● TASK TO CARRY OUT: Make an exact copy of all the records.

----

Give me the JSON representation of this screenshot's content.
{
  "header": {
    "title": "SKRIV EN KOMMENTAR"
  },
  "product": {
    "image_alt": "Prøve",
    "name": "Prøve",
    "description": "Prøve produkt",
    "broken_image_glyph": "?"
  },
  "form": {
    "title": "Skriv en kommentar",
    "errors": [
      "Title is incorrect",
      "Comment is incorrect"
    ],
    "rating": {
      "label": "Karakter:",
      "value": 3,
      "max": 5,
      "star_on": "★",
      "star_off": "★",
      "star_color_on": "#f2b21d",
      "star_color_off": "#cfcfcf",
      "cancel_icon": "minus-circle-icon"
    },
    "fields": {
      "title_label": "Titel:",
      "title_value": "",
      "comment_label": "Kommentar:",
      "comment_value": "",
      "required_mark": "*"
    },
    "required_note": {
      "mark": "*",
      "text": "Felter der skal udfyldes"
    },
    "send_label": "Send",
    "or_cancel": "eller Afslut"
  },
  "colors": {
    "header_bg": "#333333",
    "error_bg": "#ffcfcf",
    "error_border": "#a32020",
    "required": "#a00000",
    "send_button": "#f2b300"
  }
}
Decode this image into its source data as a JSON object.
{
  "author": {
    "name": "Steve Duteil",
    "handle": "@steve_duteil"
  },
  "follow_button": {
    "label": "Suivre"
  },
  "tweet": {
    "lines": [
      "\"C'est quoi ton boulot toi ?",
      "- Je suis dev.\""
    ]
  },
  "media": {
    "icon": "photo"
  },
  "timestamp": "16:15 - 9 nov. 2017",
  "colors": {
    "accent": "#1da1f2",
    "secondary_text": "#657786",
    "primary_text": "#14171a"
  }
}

----

● FULL SOLUTION:
Give me the JSON representation of this screenshot's content.
{
  "header": {
    "title": "SKRIV EN KOMMENTAR"
  },
  "product": {
    "image_alt": "Prøve",
    "name": "Prøve",
    "description": "Prøve produkt",
    "broken_image_glyph": "?"
  },
  "form": {
    "title": "Skriv en kommentar",
    "errors": [
      "Title is incorrect",
      "Comment is incorrect"
    ],
    "rating": {
      "label": "Karakter:",
      "value": 3,
      "max": 5,
      "star_on": "★",
      "star_off": "★",
      "star_color_on": "#f2b21d",
      "star_color_off": "#cfcfcf",
      "cancel_icon": "minus-circle-icon"
    },
    "fields": {
      "title_label": "Titel:",
      "title_value": "",
      "comment_label": "Kommentar:",
      "comment_value": "",
      "required_mark": "*"
    },
    "required_note": {
      "mark": "*",
      "text": "Felter der skal udfyldes"
    },
    "send_label": "Send",
    "or_cancel": "eller Afslut"
  },
  "colors": {
    "header_bg": "#333333",
    "error_bg": "#ffcfcf",
    "error_border": "#a32020",
    "required": "#a00000",
    "send_button": "#f2b300"
  }
}
Decode this image into its source data as a JSON object.
{
  "author": {
    "name": "Steve Duteil",
    "handle": "@steve_duteil"
  },
  "follow_button": {
    "label": "Suivre"
  },
  "tweet": {
    "lines": [
      "\"C'est quoi ton boulot toi ?",
      "- Je suis dev.\""
    ]
  },
  "media": {
    "icon": "photo"
  },
  "timestamp": "16:15 - 9 nov. 2017",
  "colors": {
    "accent": "#1da1f2",
    "secondary_text": "#657786",
    "primary_text": "#14171a"
  }
}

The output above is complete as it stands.